### DATASET
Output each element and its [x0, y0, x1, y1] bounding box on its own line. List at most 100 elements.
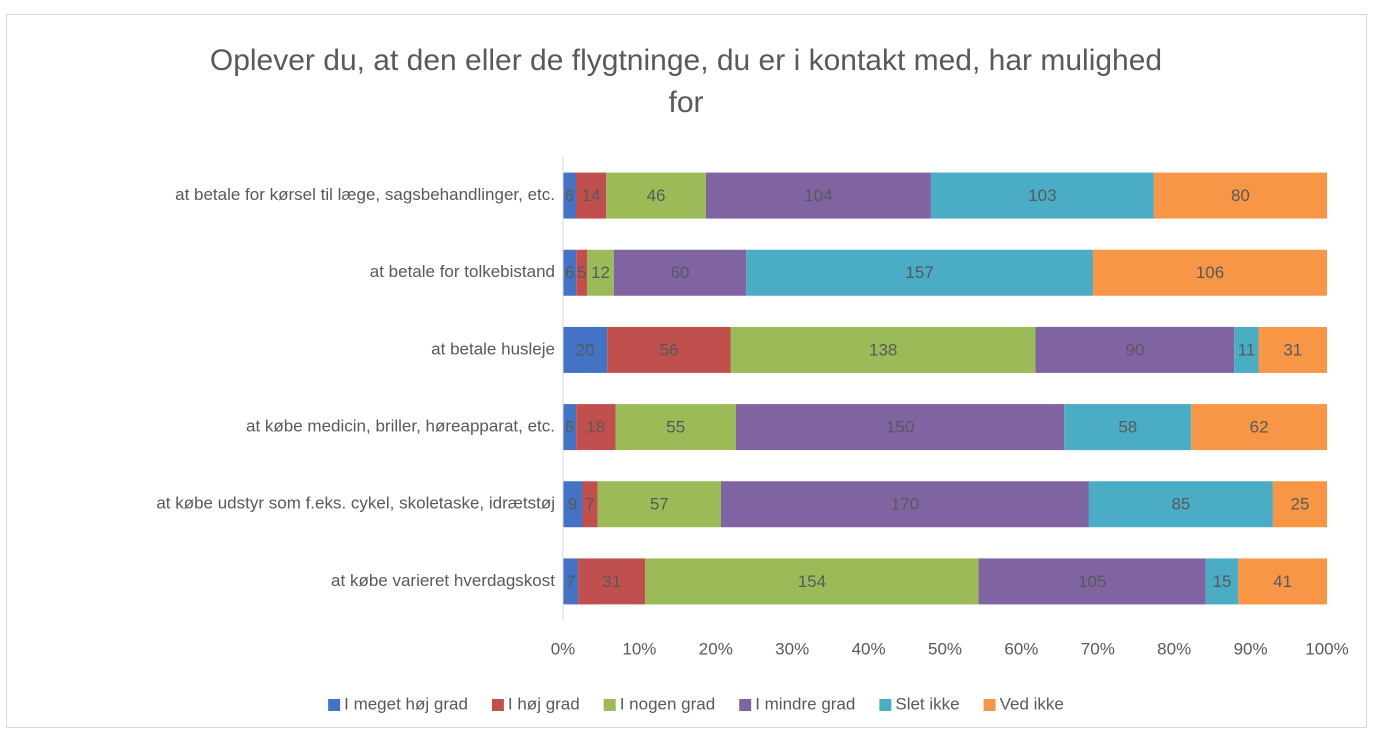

* * *

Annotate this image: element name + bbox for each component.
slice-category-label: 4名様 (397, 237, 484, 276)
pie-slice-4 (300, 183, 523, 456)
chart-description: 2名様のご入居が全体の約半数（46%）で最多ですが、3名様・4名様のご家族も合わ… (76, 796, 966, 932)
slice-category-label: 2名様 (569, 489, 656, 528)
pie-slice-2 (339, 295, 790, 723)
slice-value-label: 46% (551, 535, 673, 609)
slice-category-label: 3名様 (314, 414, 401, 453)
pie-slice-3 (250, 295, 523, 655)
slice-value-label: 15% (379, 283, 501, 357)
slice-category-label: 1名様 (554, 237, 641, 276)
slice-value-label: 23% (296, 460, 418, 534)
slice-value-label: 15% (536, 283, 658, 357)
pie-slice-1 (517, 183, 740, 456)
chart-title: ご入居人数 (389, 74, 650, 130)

### EXERCISE BRIEF
Count the lines in the records above that contain the string "category", treating uppercase and lowercase as different. Give only the number.

### FINISHED ANSWER
4